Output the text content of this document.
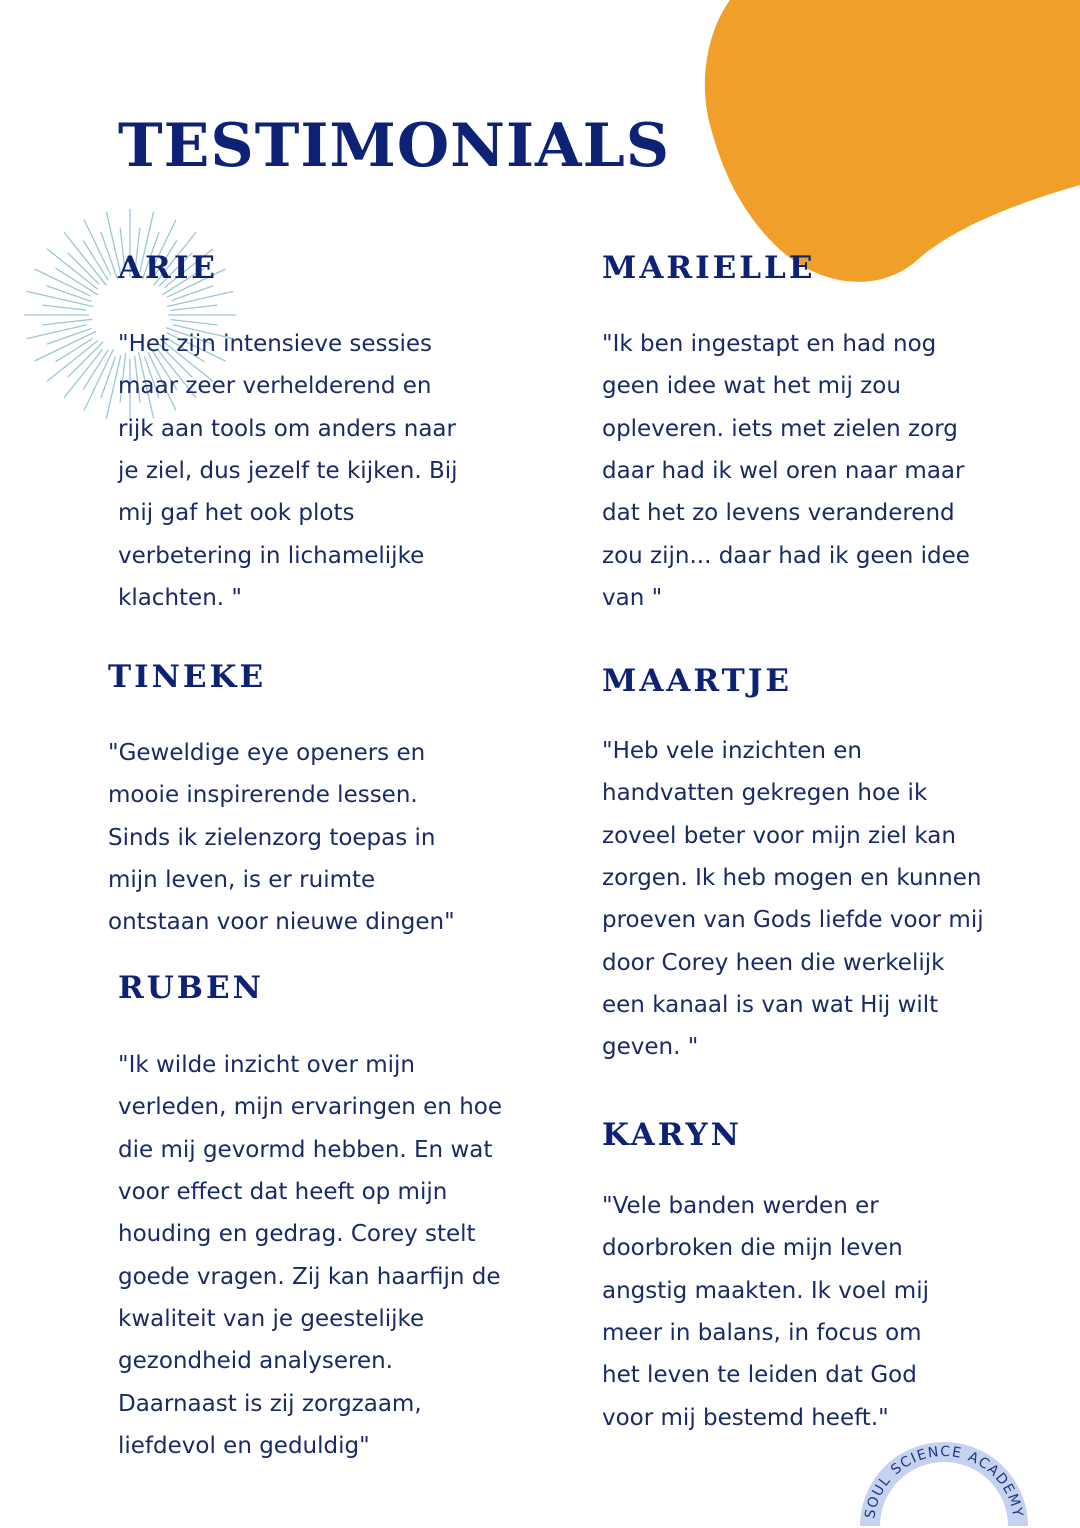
TESTIMONIALS
ARIE
"Het zijn intensieve sessies
maar zeer verhelderend en
rijk aan tools om anders naar
je ziel, dus jezelf te kijken. Bij
mij gaf het ook plots
verbetering in lichamelijke
klachten. "
MARIELLE
"Ik ben ingestapt en had nog
geen idee wat het mij zou
opleveren. iets met zielen zorg
daar had ik wel oren naar maar
dat het zo levens veranderend
zou zijn... daar had ik geen idee
van "
TINEKE
"Geweldige eye openers en
mooie inspirerende lessen.
Sinds ik zielenzorg toepas in
mijn leven, is er ruimte
ontstaan voor nieuwe dingen"
MAARTJE
"Heb vele inzichten en
handvatten gekregen hoe ik
zoveel beter voor mijn ziel kan
zorgen. Ik heb mogen en kunnen
proeven van Gods liefde voor mij
door Corey heen die werkelijk
een kanaal is van wat Hij wilt
geven. "
RUBEN
"Ik wilde inzicht over mijn
verleden, mijn ervaringen en hoe
die mij gevormd hebben. En wat
voor effect dat heeft op mijn
houding en gedrag. Corey stelt
goede vragen. Zij kan haarfijn de
kwaliteit van je geestelijke
gezondheid analyseren.
Daarnaast is zij zorgzaam,
liefdevol en geduldig"
KARYN
"Vele banden werden er
doorbroken die mijn leven
angstig maakten. Ik voel mij
meer in balans, in focus om
het leven te leiden dat God
voor mij bestemd heeft."
SOUL SCIENCE ACADEMY
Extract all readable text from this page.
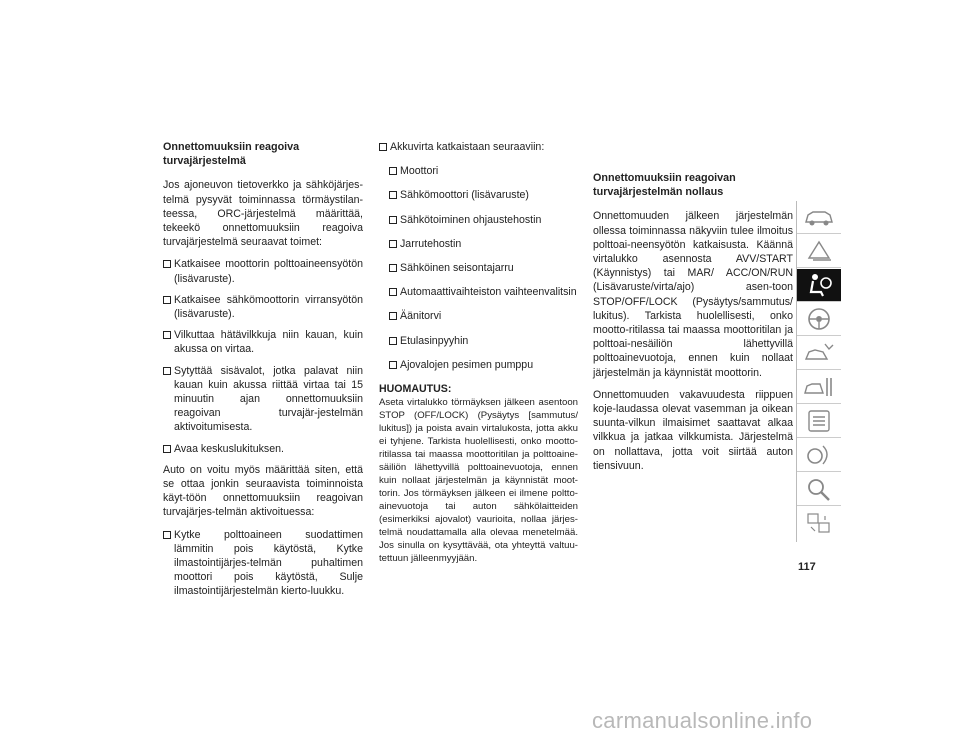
Onnettomuuksiin reagoiva turvajärjestelmä
Jos ajoneuvon tietoverkko ja sähköjärjes-telmä pysyvät toiminnassa törmäystilan-teessa, ORC-järjestelmä määrittää, tekeekö onnettomuuksiin reagoiva turvajärjestelmä seuraavat toimet:
Katkaisee moottorin polttoaineensyötön (lisävaruste).
Katkaisee sähkömoottorin virransyötön (lisävaruste).
Vilkuttaa hätävilkkuja niin kauan, kuin akussa on virtaa.
Sytyttää sisävalot, jotka palavat niin kauan kuin akussa riittää virtaa tai 15 minuutin ajan onnettomuuksiin reagoivan turvajär-jestelmän aktivoitumisesta.
Avaa keskuslukituksen.
Auto on voitu myös määrittää siten, että se ottaa jonkin seuraavista toiminnoista käyt-töön onnettomuuksiin reagoivan turvajärjes-telmän aktivoituessa:
Kytke polttoaineen suodattimen lämmitin pois käytöstä, Kytke ilmastointijärjes-telmän puhaltimen moottori pois käytöstä, Sulje ilmastointijärjestelmän kierto-luukku.
Akkuvirta katkaistaan seuraaviin:
Moottori
Sähkömoottori (lisävaruste)
Sähkötoiminen ohjaustehostin
Jarrutehostin
Sähköinen seisontajarru
Automaattivaihteiston vaihteenvalitsin
Äänitorvi
Etulasinpyyhin
Ajovalojen pesimen pumppu
HUOMAUTUS:
Aseta virtalukko törmäyksen jälkeen asentoon STOP (OFF/LOCK) (Pysäytys [sammutus/ lukitus]) ja poista avain virtalukosta, jotta akku ei tyhjene. Tarkista huolellisesti, onko mootto-ritilassa tai maassa moottoritilan ja polttoaine-säiliön lähettyvillä polttoainevuotoja, ennen kuin nollaat järjestelmän ja käynnistät moot-torin. Jos törmäyksen jälkeen ei ilmene poltto-ainevuotoja tai auton sähkölaitteiden (esimerkiksi ajovalot) vaurioita, nollaa järjes-telmä noudattamalla alla olevaa menetelmää. Jos sinulla on kysyttävää, ota yhteyttä valtuu-tettuun jälleenmyyjään.
Onnettomuuksiin reagoivan
turvajärjestelmän nollaus
Onnettomuuden jälkeen järjestelmän ollessa toiminnassa näkyviin tulee ilmoitus polttoai-neensyötön katkaisusta. Käännä virtalukko asennosta AVV/START (Käynnistys) tai MAR/ ACC/ON/RUN (Lisävaruste/virta/ajo) asen-toon STOP/OFF/LOCK (Pysäytys/sammutus/ lukitus). Tarkista huolellisesti, onko mootto-ritilassa tai maassa moottoritilan ja polttoai-nesäiliön lähettyvillä polttoainevuotoja, ennen kuin nollaat järjestelmän ja käynnistät moottorin.
Onnettomuuden vakavuudesta riippuen koje-laudassa olevat vasemman ja oikean suunta-vilkun ilmaisimet saattavat alkaa vilkkua ja jatkaa vilkkumista. Järjestelmä on nollattava, jotta voit siirtää auton tiensivuun.
117
carmanualsonline.info
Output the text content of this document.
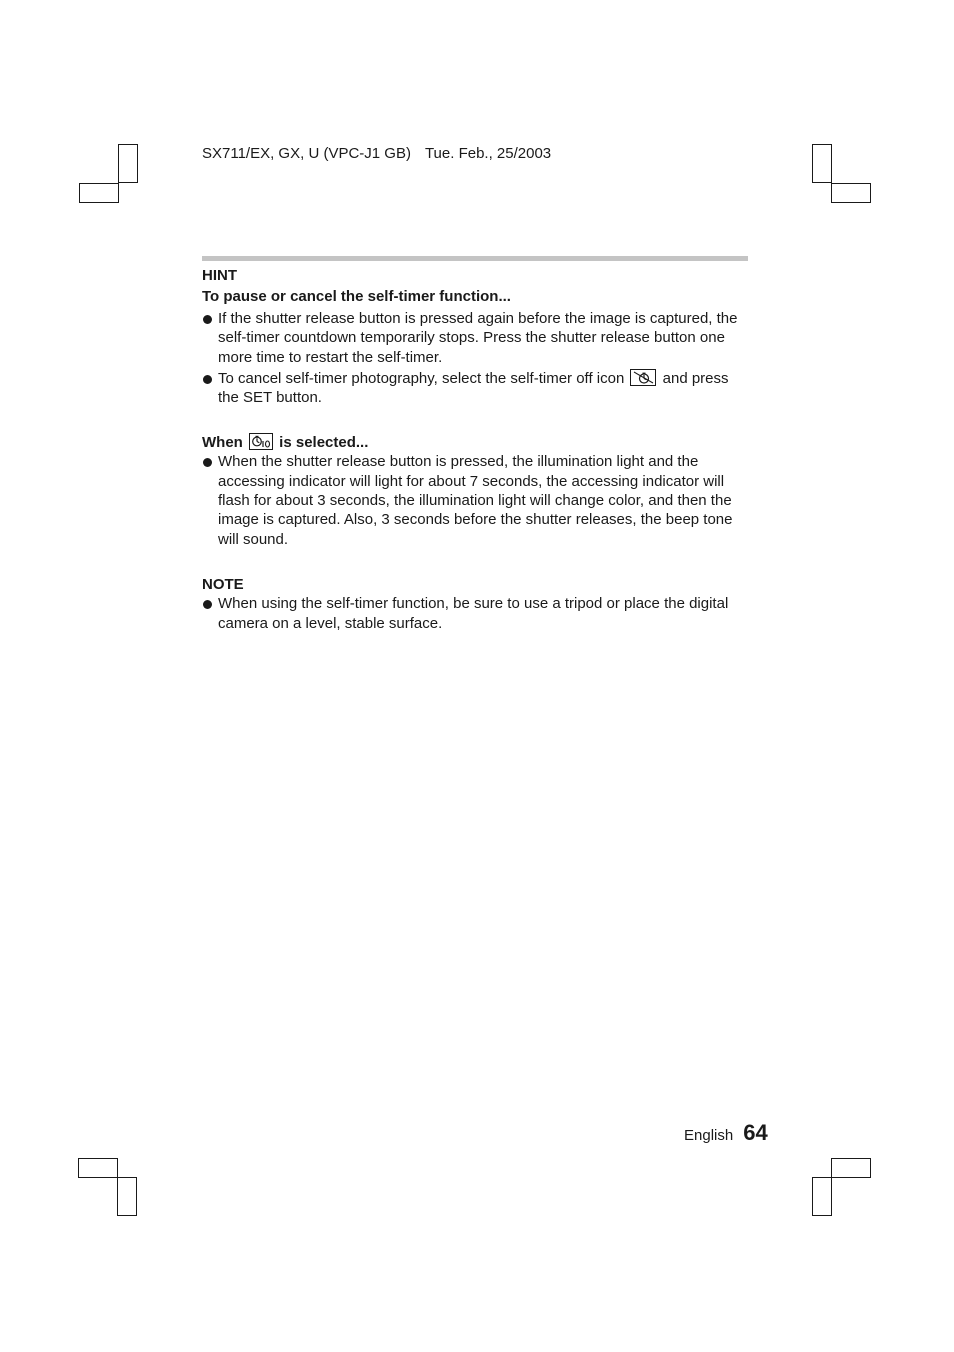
SX711/EX, GX, U (VPC-J1 GB) Tue. Feb., 25/2003

HINT

To pause or cancel the self-timer function...

If the shutter release button is pressed again before the image is captured, the self-timer countdown temporarily stops. Press the shutter release button one more time to restart the self-timer.
To cancel self-timer photography, select the self-timer off icon	and press the SET button.

When is selected...

When the shutter release button is pressed, the illumination light and the accessing indicator will light for about 7 seconds, the accessing indicator will flash for about 3 seconds, the illumination light will change color, and then the image is captured. Also, 3 seconds before the shutter releases, the beep tone will sound.

NOTE

When using the self-timer function, be sure to use a tripod or place the digital camera on a level, stable surface.
English 64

■ ■ ■ ■ ■

#### INSTRUCTIONS TO FOLLOW:
Every entry above needs to be retyped exactly; drop the pictures.

#### EXPECTED ANSWER:
Output the text content of this document.
TESTIMONIALS
ARIE
"Het zijn intensieve sessies
maar zeer verhelderend en
rijk aan tools om anders naar
je ziel, dus jezelf te kijken. Bij
mij gaf het ook plots
verbetering in lichamelijke
klachten. "
MARIELLE
"Ik ben ingestapt en had nog
geen idee wat het mij zou
opleveren. iets met zielen zorg
daar had ik wel oren naar maar
dat het zo levens veranderend
zou zijn... daar had ik geen idee
van "
TINEKE
"Geweldige eye openers en
mooie inspirerende lessen.
Sinds ik zielenzorg toepas in
mijn leven, is er ruimte
ontstaan voor nieuwe dingen"
MAARTJE
"Heb vele inzichten en
handvatten gekregen hoe ik
zoveel beter voor mijn ziel kan
zorgen. Ik heb mogen en kunnen
proeven van Gods liefde voor mij
door Corey heen die werkelijk
een kanaal is van wat Hij wilt
geven. "
RUBEN
"Ik wilde inzicht over mijn
verleden, mijn ervaringen en hoe
die mij gevormd hebben. En wat
voor effect dat heeft op mijn
houding en gedrag. Corey stelt
goede vragen. Zij kan haarfijn de
kwaliteit van je geestelijke
gezondheid analyseren.
Daarnaast is zij zorgzaam,
liefdevol en geduldig"
KARYN
"Vele banden werden er
doorbroken die mijn leven
angstig maakten. Ik voel mij
meer in balans, in focus om
het leven te leiden dat God
voor mij bestemd heeft."
SOUL SCIENCE ACADEMY
Extract all readable text from this page.
Onnettomuuksiin reagoiva turvajärjestelmä
Jos ajoneuvon tietoverkko ja sähköjärjes-telmä pysyvät toiminnassa törmäystilan-teessa, ORC-järjestelmä määrittää, tekeekö onnettomuuksiin reagoiva turvajärjestelmä seuraavat toimet:
Katkaisee moottorin polttoaineensyötön (lisävaruste).
Katkaisee sähkömoottorin virransyötön (lisävaruste).
Vilkuttaa hätävilkkuja niin kauan, kuin akussa on virtaa.
Sytyttää sisävalot, jotka palavat niin kauan kuin akussa riittää virtaa tai 15 minuutin ajan onnettomuuksiin reagoivan turvajär-jestelmän aktivoitumisesta.
Avaa keskuslukituksen.
Auto on voitu myös määrittää siten, että se ottaa jonkin seuraavista toiminnoista käyt-töön onnettomuuksiin reagoivan turvajärjes-telmän aktivoituessa:
Kytke polttoaineen suodattimen lämmitin pois käytöstä, Kytke ilmastointijärjes-telmän puhaltimen moottori pois käytöstä, Sulje ilmastointijärjestelmän kierto-luukku.
Akkuvirta katkaistaan seuraaviin:
Moottori
Sähkömoottori (lisävaruste)
Sähkötoiminen ohjaustehostin
Jarrutehostin
Sähköinen seisontajarru
Automaattivaihteiston vaihteenvalitsin
Äänitorvi
Etulasinpyyhin
Ajovalojen pesimen pumppu
HUOMAUTUS:
Aseta virtalukko törmäyksen jälkeen asentoon STOP (OFF/LOCK) (Pysäytys [sammutus/ lukitus]) ja poista avain virtalukosta, jotta akku ei tyhjene. Tarkista huolellisesti, onko mootto-ritilassa tai maassa moottoritilan ja polttoaine-säiliön lähettyvillä polttoainevuotoja, ennen kuin nollaat järjestelmän ja käynnistät moot-torin. Jos törmäyksen jälkeen ei ilmene poltto-ainevuotoja tai auton sähkölaitteiden (esimerkiksi ajovalot) vaurioita, nollaa järjes-telmä noudattamalla alla olevaa menetelmää. Jos sinulla on kysyttävää, ota yhteyttä valtuu-tettuun jälleenmyyjään.
Onnettomuuksiin reagoivan
turvajärjestelmän nollaus
Onnettomuuden jälkeen järjestelmän ollessa toiminnassa näkyviin tulee ilmoitus polttoai-neensyötön katkaisusta. Käännä virtalukko asennosta AVV/START (Käynnistys) tai MAR/ ACC/ON/RUN (Lisävaruste/virta/ajo) asen-toon STOP/OFF/LOCK (Pysäytys/sammutus/ lukitus). Tarkista huolellisesti, onko mootto-ritilassa tai maassa moottoritilan ja polttoai-nesäiliön lähettyvillä polttoainevuotoja, ennen kuin nollaat järjestelmän ja käynnistät moottorin.
Onnettomuuden vakavuudesta riippuen koje-laudassa olevat vasemman ja oikean suunta-vilkun ilmaisimet saattavat alkaa vilkkua ja jatkaa vilkkumista. Järjestelmä on nollattava, jotta voit siirtää auton tiensivuun.
117
carmanualsonline.info
Output the text content of this document.
SX711/EX, GX, U (VPC-J1 GB) Tue. Feb., 25/2003

HINT

To pause or cancel the self-timer function...

If the shutter release button is pressed again before the image is captured, the self-timer countdown temporarily stops. Press the shutter release button one more time to restart the self-timer.
To cancel self-timer photography, select the self-timer off icon	and press the SET button.

When is selected...

When the shutter release button is pressed, the illumination light and the accessing indicator will light for about 7 seconds, the accessing indicator will flash for about 3 seconds, the illumination light will change color, and then the image is captured. Also, 3 seconds before the shutter releases, the beep tone will sound.

NOTE

When using the self-timer function, be sure to use a tripod or place the digital camera on a level, stable surface.
English 64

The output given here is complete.